▶ **EXERCISE DESCRIPTION**: Exactly repeat the material, dropping only the pictures.

>> begin RECORDS TO PROCESS

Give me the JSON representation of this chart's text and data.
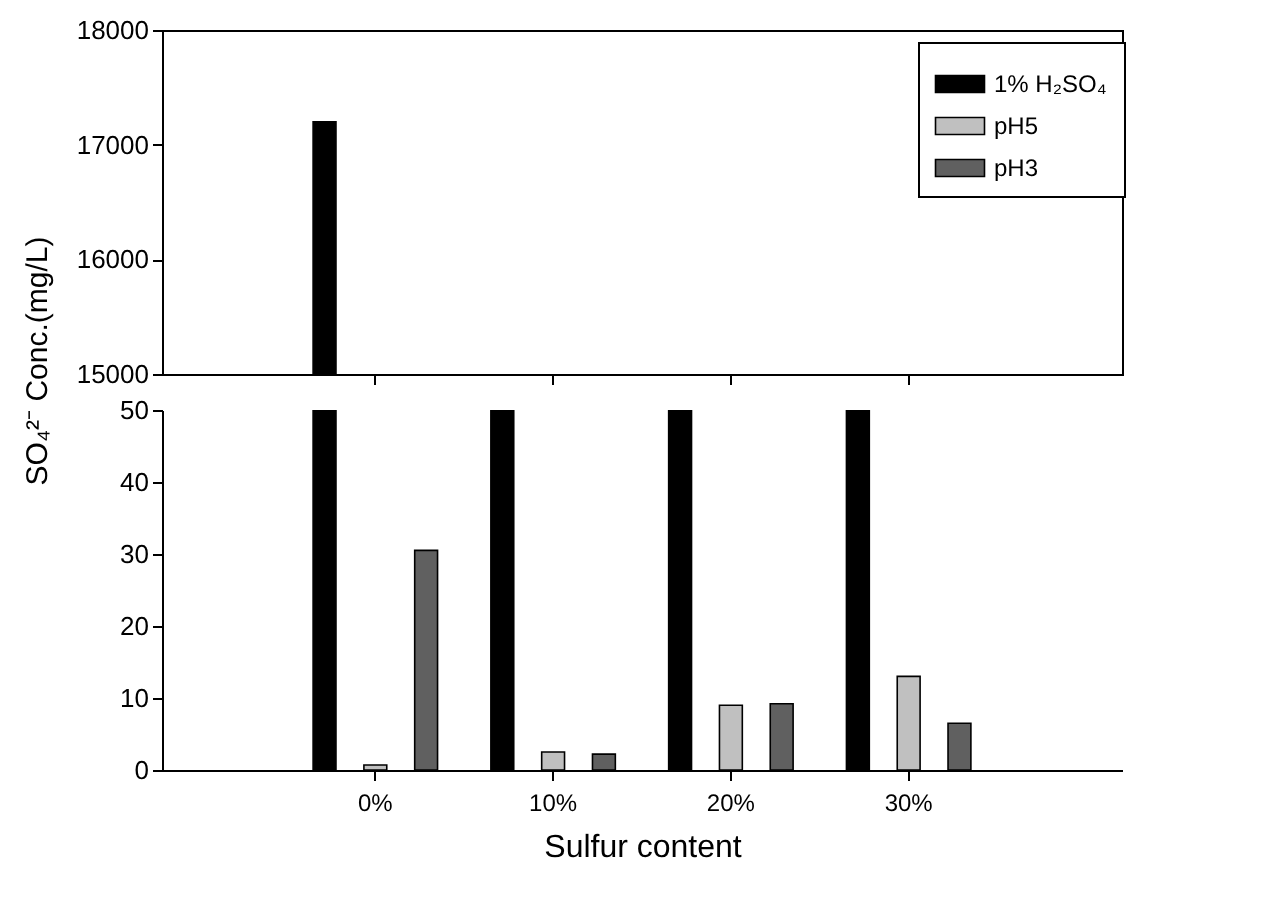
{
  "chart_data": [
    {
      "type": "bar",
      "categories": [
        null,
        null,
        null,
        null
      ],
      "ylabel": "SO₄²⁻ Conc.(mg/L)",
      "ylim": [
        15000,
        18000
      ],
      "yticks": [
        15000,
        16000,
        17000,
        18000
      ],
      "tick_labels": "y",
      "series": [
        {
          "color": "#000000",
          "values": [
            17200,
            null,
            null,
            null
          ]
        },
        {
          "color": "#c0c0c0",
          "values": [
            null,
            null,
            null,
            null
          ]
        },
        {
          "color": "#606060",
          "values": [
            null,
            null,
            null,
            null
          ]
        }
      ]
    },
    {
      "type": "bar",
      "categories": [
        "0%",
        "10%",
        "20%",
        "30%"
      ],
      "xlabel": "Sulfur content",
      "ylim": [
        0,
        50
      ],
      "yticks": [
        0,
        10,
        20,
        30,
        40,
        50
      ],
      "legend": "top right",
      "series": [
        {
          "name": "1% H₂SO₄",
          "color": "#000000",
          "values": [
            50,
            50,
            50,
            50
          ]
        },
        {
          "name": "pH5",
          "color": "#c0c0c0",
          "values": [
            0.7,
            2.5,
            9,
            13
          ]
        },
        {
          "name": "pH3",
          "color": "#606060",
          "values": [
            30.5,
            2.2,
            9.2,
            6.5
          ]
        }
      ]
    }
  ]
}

>> end RECORDS TO PROCESS

▶ **EXERCISE SOLUTION**:
Give me the JSON representation of this chart's text and data.
{
  "chart_data": [
    {
      "type": "bar",
      "categories": [
        null,
        null,
        null,
        null
      ],
      "ylabel": "SO₄²⁻ Conc.(mg/L)",
      "ylim": [
        15000,
        18000
      ],
      "yticks": [
        15000,
        16000,
        17000,
        18000
      ],
      "tick_labels": "y",
      "series": [
        {
          "color": "#000000",
          "values": [
            17200,
            null,
            null,
            null
          ]
        },
        {
          "color": "#c0c0c0",
          "values": [
            null,
            null,
            null,
            null
          ]
        },
        {
          "color": "#606060",
          "values": [
            null,
            null,
            null,
            null
          ]
        }
      ]
    },
    {
      "type": "bar",
      "categories": [
        "0%",
        "10%",
        "20%",
        "30%"
      ],
      "xlabel": "Sulfur content",
      "ylim": [
        0,
        50
      ],
      "yticks": [
        0,
        10,
        20,
        30,
        40,
        50
      ],
      "legend": "top right",
      "series": [
        {
          "name": "1% H₂SO₄",
          "color": "#000000",
          "values": [
            50,
            50,
            50,
            50
          ]
        },
        {
          "name": "pH5",
          "color": "#c0c0c0",
          "values": [
            0.7,
            2.5,
            9,
            13
          ]
        },
        {
          "name": "pH3",
          "color": "#606060",
          "values": [
            30.5,
            2.2,
            9.2,
            6.5
          ]
        }
      ]
    }
  ]
}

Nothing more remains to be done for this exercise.